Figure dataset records
----------
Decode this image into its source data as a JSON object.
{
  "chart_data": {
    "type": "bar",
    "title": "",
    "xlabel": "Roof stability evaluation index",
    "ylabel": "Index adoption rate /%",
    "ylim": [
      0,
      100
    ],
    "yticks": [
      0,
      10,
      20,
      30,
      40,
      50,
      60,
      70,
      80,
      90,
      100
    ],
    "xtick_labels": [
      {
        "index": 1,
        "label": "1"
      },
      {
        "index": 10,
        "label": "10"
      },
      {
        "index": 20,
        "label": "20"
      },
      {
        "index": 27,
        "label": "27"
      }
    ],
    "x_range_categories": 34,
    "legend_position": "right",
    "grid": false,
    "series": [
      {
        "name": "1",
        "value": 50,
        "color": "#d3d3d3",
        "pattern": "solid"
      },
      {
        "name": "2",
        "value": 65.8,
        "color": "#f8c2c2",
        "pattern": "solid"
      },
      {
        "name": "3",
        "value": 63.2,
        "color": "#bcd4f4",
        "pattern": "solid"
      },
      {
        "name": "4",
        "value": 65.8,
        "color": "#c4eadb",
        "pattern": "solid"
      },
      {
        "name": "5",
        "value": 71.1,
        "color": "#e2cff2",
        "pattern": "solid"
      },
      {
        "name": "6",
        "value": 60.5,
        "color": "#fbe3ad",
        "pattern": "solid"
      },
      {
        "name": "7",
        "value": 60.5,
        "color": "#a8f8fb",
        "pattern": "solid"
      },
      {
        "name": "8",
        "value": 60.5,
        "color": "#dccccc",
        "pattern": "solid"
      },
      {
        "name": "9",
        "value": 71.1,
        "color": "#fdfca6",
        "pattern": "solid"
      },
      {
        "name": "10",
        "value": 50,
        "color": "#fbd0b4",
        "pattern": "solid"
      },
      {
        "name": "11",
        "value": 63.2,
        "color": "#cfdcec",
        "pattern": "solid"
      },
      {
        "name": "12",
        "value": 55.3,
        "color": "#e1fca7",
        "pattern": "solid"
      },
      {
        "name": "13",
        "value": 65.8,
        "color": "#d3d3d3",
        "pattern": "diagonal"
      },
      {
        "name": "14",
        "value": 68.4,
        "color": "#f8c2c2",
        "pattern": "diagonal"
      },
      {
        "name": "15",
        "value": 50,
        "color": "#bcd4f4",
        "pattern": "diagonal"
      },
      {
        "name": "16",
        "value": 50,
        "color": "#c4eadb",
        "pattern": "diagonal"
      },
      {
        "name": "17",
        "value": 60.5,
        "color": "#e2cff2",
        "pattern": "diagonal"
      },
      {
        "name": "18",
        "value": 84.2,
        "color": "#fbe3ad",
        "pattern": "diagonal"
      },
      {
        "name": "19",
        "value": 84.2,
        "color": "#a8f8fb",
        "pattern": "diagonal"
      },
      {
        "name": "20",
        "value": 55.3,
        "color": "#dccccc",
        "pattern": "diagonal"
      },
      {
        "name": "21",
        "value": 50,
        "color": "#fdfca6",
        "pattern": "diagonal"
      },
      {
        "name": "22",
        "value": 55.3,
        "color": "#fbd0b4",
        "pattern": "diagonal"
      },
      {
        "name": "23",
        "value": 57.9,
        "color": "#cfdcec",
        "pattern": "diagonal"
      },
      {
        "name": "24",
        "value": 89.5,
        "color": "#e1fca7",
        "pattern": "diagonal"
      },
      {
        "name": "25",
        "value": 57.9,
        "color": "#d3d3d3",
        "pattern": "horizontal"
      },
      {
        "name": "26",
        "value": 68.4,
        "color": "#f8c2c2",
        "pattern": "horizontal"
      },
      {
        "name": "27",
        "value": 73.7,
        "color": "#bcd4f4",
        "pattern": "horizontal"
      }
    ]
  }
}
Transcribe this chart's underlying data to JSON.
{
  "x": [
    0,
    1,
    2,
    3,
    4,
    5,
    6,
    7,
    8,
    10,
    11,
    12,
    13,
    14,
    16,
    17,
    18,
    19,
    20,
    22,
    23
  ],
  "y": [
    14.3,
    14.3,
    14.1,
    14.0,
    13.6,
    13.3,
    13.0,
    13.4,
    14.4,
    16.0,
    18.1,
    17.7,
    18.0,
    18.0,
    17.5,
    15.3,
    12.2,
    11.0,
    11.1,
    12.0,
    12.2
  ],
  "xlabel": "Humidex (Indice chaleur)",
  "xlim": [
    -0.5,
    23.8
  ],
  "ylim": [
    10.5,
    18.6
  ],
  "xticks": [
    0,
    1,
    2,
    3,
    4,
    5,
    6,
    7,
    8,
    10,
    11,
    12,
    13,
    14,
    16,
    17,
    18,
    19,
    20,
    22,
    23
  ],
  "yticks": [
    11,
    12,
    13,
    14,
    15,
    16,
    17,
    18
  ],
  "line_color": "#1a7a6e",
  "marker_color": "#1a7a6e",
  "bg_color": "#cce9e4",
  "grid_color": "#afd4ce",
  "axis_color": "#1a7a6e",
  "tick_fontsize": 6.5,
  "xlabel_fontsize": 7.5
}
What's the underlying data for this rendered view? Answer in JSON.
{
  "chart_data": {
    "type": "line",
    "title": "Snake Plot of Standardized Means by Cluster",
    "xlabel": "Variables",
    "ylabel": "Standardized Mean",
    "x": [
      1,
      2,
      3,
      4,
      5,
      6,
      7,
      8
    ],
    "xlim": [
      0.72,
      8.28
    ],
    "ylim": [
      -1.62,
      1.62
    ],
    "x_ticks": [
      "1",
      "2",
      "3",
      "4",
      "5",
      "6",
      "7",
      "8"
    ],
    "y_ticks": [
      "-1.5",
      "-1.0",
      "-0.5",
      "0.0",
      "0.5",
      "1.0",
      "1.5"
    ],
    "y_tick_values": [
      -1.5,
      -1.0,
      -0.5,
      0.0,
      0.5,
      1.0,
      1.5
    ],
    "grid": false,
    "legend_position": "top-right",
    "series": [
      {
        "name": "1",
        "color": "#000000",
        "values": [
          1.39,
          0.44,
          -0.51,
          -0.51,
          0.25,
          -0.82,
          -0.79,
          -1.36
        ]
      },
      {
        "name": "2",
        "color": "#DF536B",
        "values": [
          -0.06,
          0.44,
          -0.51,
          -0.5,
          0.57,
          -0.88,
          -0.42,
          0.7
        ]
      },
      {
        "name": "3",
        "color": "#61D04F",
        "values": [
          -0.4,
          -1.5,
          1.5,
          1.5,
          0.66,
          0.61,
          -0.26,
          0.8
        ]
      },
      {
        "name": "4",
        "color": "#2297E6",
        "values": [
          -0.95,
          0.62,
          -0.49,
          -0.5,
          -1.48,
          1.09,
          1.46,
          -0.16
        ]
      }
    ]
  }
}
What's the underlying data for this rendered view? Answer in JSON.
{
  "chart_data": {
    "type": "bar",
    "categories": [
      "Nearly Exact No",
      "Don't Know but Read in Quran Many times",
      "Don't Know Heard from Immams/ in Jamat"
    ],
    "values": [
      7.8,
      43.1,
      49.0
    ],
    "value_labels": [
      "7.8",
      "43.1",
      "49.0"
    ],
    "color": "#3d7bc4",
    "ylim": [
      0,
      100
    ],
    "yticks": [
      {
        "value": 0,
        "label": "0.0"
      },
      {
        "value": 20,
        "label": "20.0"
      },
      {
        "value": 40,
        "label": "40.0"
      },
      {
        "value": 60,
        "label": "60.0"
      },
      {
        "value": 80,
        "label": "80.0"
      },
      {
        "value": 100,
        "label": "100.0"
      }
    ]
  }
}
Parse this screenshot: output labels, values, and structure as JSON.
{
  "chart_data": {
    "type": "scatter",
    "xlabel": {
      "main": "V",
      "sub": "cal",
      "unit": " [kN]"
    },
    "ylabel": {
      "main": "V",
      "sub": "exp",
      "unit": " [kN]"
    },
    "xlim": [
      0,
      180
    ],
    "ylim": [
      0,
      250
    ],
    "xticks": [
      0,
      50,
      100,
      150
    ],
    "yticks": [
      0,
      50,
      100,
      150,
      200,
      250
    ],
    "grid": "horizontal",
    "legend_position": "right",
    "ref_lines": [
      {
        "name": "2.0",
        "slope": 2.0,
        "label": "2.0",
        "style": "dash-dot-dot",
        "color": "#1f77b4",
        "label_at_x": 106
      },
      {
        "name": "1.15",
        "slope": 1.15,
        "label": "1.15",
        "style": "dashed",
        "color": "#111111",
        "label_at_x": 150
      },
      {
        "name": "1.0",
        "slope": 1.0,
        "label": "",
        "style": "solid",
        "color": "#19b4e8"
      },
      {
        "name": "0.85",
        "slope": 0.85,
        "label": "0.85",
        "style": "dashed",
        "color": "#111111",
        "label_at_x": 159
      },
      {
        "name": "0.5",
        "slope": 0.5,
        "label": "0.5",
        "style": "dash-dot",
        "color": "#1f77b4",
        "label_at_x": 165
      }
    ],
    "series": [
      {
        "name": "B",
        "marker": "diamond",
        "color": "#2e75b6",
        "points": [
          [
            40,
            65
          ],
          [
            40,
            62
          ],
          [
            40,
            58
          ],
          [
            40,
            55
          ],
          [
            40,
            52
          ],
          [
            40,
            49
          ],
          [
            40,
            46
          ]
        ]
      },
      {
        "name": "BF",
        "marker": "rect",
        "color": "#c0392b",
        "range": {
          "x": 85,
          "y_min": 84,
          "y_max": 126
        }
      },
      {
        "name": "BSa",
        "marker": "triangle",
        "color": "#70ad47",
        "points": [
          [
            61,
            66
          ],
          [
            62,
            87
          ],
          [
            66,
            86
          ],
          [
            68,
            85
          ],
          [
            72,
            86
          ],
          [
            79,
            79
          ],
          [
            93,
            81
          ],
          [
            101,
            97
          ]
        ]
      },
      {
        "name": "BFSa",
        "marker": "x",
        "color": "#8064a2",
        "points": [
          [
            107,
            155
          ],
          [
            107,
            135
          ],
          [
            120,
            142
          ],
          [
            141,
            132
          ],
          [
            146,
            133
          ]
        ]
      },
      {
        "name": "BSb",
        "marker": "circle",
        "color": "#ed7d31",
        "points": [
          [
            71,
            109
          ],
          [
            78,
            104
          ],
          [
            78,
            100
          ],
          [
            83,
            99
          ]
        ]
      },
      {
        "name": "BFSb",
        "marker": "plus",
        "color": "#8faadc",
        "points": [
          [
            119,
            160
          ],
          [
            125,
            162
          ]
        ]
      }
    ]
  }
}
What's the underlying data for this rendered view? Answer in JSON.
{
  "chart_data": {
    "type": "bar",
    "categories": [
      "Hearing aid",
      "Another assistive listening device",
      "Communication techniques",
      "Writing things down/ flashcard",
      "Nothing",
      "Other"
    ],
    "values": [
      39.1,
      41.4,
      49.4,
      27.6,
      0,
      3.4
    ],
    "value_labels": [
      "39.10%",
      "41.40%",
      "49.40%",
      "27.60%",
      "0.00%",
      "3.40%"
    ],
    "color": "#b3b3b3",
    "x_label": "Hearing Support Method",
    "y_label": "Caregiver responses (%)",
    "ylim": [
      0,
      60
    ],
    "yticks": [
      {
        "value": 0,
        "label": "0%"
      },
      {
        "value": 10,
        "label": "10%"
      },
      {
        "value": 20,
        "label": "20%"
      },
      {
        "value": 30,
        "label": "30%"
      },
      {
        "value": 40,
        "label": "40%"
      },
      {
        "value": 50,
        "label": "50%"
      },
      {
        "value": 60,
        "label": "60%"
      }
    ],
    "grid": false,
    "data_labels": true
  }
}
----------
Scan the material above for the word "slope". Copy each line where it occurs.

        "slope": 2.0,
        "slope": 1.15,
        "slope": 1.0,
        "slope": 0.85,
        "slope": 0.5,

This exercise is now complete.